_SUPPLIED DATA_.
====================

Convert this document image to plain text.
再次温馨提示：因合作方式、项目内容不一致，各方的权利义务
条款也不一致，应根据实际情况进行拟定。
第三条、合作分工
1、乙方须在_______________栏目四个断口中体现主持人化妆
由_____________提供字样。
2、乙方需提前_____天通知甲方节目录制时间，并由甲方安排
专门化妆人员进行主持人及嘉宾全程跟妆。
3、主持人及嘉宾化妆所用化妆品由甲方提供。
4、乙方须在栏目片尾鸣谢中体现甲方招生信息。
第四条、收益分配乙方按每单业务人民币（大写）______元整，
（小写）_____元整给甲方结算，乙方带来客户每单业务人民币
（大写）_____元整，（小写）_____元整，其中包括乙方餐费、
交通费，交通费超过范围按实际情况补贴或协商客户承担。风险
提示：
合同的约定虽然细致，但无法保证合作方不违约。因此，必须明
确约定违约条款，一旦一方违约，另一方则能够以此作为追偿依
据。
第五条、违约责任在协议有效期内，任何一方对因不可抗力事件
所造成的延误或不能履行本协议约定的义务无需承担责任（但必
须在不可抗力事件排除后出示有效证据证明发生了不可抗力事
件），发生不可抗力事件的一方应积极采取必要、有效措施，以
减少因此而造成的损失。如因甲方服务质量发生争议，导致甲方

====================

_WRITTEN INSTRUCTION_. Set down all of the data above, word for word.

_EXERCISE RESPONSE_.
Convert this document image to plain text.
再次温馨提示：因合作方式、项目内容不一致，各方的权利义务
条款也不一致，应根据实际情况进行拟定。
第三条、合作分工
1、乙方须在_______________栏目四个断口中体现主持人化妆
由_____________提供字样。
2、乙方需提前_____天通知甲方节目录制时间，并由甲方安排
专门化妆人员进行主持人及嘉宾全程跟妆。
3、主持人及嘉宾化妆所用化妆品由甲方提供。
4、乙方须在栏目片尾鸣谢中体现甲方招生信息。
第四条、收益分配乙方按每单业务人民币（大写）______元整，
（小写）_____元整给甲方结算，乙方带来客户每单业务人民币
（大写）_____元整，（小写）_____元整，其中包括乙方餐费、
交通费，交通费超过范围按实际情况补贴或协商客户承担。风险
提示：
合同的约定虽然细致，但无法保证合作方不违约。因此，必须明
确约定违约条款，一旦一方违约，另一方则能够以此作为追偿依
据。
第五条、违约责任在协议有效期内，任何一方对因不可抗力事件
所造成的延误或不能履行本协议约定的义务无需承担责任（但必
须在不可抗力事件排除后出示有效证据证明发生了不可抗力事
件），发生不可抗力事件的一方应积极采取必要、有效措施，以
减少因此而造成的损失。如因甲方服务质量发生争议，导致甲方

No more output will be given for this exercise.